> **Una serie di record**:
★ ★ ★ ★ ★
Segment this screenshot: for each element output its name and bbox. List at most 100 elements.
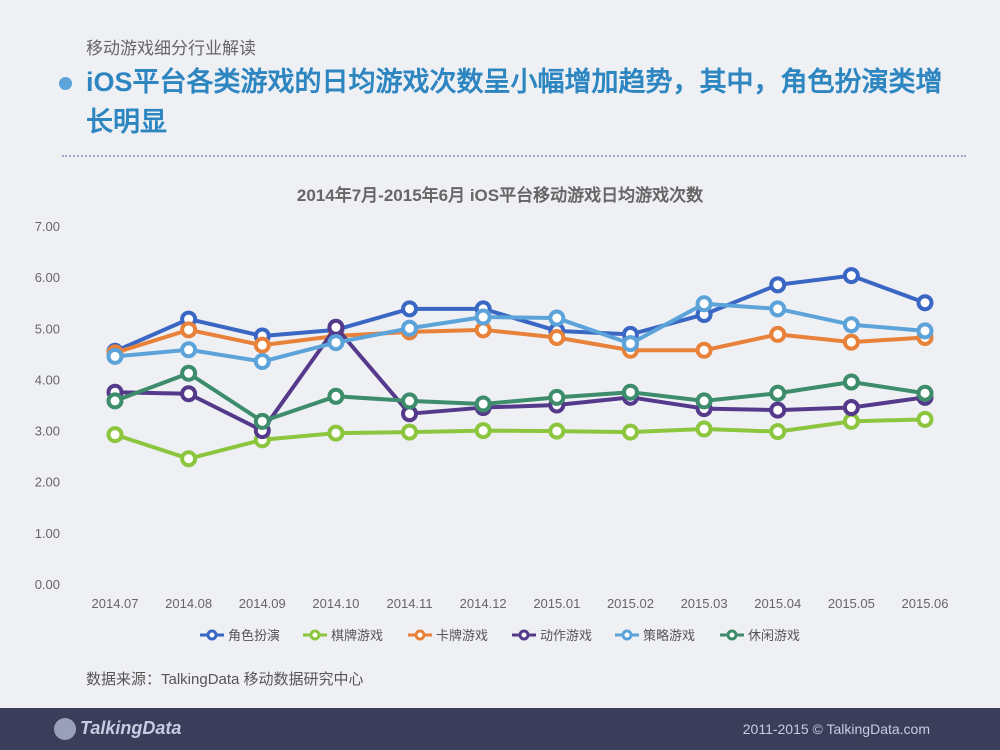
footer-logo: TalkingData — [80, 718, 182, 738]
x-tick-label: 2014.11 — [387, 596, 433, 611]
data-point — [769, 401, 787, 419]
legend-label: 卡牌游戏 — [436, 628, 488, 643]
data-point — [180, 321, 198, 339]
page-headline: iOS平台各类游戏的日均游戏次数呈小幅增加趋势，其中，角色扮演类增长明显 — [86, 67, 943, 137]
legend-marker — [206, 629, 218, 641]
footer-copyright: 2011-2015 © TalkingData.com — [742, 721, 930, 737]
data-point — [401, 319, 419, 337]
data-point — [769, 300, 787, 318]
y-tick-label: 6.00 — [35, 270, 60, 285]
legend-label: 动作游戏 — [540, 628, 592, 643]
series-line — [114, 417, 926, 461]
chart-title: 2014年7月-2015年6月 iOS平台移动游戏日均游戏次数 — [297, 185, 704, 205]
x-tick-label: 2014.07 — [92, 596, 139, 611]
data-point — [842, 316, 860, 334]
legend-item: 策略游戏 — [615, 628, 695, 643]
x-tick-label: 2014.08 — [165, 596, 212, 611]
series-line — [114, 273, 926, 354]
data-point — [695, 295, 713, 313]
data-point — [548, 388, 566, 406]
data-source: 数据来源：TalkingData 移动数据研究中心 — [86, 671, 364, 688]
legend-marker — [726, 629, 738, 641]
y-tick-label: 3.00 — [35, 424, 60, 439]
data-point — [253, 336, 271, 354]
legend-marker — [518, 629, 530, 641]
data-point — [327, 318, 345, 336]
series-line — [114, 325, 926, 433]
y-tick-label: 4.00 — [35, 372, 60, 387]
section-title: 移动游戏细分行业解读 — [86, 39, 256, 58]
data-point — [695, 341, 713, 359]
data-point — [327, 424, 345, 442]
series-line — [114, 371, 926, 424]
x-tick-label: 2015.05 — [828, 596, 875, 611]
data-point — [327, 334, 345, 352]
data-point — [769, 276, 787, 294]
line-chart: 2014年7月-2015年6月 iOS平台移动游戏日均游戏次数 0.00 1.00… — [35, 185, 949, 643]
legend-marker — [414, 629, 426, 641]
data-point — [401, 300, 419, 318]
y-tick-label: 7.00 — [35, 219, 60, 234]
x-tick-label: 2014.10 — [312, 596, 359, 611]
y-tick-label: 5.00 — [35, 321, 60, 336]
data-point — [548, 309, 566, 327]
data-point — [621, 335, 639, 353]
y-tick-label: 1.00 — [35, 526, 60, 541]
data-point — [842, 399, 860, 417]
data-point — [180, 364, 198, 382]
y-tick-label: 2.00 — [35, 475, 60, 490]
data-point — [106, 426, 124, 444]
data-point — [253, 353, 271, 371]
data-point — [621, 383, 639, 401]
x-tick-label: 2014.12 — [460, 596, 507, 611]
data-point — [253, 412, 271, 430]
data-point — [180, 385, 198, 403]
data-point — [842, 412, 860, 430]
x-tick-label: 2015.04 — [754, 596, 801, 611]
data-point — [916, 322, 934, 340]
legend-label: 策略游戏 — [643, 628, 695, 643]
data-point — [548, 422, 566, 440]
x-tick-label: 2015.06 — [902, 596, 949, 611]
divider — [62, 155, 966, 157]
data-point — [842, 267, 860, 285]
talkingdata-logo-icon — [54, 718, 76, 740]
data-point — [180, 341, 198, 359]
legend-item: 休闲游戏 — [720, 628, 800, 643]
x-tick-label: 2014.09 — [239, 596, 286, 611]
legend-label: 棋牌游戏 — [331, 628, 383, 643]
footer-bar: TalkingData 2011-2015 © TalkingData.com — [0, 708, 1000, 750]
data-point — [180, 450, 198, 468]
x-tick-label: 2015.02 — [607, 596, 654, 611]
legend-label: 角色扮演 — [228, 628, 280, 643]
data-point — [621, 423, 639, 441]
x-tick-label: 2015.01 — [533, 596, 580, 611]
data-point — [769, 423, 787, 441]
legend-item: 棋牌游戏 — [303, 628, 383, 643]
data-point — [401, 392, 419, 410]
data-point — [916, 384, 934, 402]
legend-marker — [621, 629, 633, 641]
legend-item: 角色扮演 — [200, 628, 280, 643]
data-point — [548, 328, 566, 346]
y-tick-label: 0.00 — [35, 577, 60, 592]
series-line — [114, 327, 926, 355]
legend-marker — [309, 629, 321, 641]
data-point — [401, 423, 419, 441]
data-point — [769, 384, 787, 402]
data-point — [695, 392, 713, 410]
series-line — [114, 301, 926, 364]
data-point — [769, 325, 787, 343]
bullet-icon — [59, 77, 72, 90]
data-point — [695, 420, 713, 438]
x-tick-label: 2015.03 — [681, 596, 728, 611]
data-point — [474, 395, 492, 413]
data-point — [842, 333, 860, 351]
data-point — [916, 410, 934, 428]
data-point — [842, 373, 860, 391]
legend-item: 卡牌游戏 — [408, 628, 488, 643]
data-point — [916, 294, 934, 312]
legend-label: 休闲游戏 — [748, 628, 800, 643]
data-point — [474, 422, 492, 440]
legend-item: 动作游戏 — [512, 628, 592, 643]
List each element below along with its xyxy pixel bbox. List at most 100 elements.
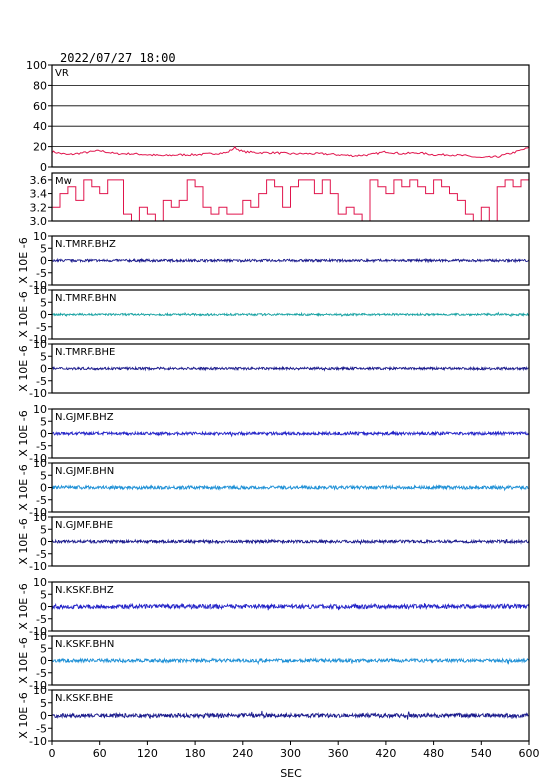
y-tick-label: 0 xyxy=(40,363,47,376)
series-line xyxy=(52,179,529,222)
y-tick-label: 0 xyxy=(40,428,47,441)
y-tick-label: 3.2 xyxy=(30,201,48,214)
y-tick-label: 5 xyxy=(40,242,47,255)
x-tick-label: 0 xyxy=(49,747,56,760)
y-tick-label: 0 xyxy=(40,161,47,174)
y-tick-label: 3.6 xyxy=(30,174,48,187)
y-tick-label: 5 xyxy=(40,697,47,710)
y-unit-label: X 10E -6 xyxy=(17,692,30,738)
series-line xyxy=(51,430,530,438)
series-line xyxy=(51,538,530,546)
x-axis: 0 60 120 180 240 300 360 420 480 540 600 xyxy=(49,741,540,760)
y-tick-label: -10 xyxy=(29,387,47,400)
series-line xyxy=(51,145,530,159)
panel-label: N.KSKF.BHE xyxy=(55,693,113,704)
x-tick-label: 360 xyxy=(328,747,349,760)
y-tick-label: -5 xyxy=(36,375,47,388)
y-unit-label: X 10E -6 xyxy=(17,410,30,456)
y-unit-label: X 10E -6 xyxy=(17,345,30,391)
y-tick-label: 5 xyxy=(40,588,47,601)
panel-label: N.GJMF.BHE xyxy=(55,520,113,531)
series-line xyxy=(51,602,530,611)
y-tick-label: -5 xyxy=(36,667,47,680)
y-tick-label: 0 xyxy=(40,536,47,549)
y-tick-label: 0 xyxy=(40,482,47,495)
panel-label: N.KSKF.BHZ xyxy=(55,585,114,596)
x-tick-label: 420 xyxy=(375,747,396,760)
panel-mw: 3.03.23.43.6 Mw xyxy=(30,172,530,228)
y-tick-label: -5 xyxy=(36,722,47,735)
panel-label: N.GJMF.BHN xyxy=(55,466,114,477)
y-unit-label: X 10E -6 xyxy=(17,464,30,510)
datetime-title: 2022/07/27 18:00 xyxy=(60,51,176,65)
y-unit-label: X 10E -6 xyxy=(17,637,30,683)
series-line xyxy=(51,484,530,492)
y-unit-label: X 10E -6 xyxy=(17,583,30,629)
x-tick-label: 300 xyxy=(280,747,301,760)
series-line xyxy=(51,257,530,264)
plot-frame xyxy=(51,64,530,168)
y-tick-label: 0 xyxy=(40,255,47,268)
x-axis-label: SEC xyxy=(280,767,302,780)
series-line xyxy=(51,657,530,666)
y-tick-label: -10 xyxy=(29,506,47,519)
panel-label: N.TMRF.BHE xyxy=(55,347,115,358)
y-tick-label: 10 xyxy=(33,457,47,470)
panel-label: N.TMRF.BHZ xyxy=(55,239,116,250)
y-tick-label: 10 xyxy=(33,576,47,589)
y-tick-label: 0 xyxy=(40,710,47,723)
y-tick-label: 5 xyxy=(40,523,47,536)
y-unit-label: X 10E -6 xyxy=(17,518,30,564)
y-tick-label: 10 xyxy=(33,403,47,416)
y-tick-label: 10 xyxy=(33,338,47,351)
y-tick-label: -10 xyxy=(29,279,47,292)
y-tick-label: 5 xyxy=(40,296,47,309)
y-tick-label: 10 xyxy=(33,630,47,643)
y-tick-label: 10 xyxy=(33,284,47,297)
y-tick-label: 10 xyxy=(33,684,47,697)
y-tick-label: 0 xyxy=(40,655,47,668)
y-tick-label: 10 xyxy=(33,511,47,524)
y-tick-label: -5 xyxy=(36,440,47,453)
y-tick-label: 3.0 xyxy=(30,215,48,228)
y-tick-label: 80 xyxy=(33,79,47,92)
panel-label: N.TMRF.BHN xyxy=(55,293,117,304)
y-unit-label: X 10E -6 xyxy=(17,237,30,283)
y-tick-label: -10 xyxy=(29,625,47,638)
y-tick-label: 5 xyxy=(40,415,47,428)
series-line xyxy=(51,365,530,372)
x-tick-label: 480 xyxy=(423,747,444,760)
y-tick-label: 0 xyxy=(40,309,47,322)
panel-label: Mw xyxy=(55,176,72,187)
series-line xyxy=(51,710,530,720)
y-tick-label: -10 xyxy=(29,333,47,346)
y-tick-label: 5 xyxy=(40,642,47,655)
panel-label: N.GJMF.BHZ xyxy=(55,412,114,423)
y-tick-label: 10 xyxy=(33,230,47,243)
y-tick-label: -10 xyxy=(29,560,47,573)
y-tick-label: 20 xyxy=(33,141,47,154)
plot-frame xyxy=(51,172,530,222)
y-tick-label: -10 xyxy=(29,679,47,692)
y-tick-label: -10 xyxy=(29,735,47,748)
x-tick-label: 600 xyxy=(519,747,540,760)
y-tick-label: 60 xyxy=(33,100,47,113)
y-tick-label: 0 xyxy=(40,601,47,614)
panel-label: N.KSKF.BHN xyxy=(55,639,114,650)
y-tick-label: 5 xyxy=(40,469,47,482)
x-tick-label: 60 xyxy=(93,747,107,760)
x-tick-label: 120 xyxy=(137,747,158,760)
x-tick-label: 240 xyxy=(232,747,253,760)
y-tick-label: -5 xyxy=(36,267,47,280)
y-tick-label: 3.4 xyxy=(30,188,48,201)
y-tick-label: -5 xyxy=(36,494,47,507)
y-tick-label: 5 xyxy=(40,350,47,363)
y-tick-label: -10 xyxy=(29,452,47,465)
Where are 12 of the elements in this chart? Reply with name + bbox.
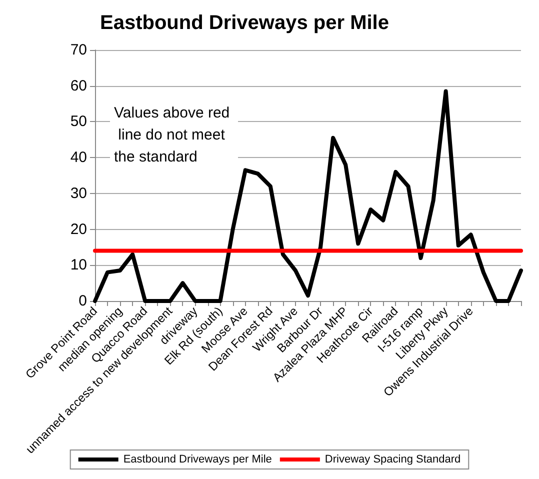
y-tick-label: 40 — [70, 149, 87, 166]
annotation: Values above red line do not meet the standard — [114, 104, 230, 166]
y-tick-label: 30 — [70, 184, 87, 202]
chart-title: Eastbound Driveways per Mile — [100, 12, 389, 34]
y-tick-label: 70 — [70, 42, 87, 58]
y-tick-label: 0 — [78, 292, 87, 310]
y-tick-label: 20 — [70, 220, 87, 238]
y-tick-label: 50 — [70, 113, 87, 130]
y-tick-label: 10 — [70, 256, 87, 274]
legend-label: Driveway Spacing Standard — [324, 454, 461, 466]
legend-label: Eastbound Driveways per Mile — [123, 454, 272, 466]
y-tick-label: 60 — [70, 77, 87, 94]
★ ★ ★ ★ ★
> **Consegna**: Per favore, riporta sotto forma di tabella Markdown, con le colonne "Nr" e "Riga", tutto ciò che va dalla riga che contiene "y-tick-label: 40 — [70, 149, 87, 166]", compresa, fino alla fine dei record, tralasciando le righe vuote.

> **Risposta**:
| Nr | Riga |
|---|---|
| 1 | y-tick-label: 40 — [70, 149, 87, 166] |
| 2 | annotation: Values above red line do not meet the standard — [114, 104, 230, 166] |
| 3 | y-tick-label: 30 — [70, 184, 87, 202] |
| 4 | chart-title: Eastbound Driveways per Mile — [100, 12, 389, 34] |
| 5 | y-tick-label: 70 — [70, 42, 87, 58] |
| 6 | y-tick-label: 0 — [78, 292, 87, 310] |
| 7 | y-tick-label: 20 — [70, 220, 87, 238] |
| 8 | y-tick-label: 50 — [70, 113, 87, 130] |
| 9 | y-tick-label: 10 — [70, 256, 87, 274] |
| 10 | legend-label: Driveway Spacing Standard — [324, 454, 461, 466] |
| 11 | legend-label: Eastbound Driveways per Mile — [123, 454, 272, 466] |
| 12 | y-tick-label: 60 — [70, 77, 87, 94] |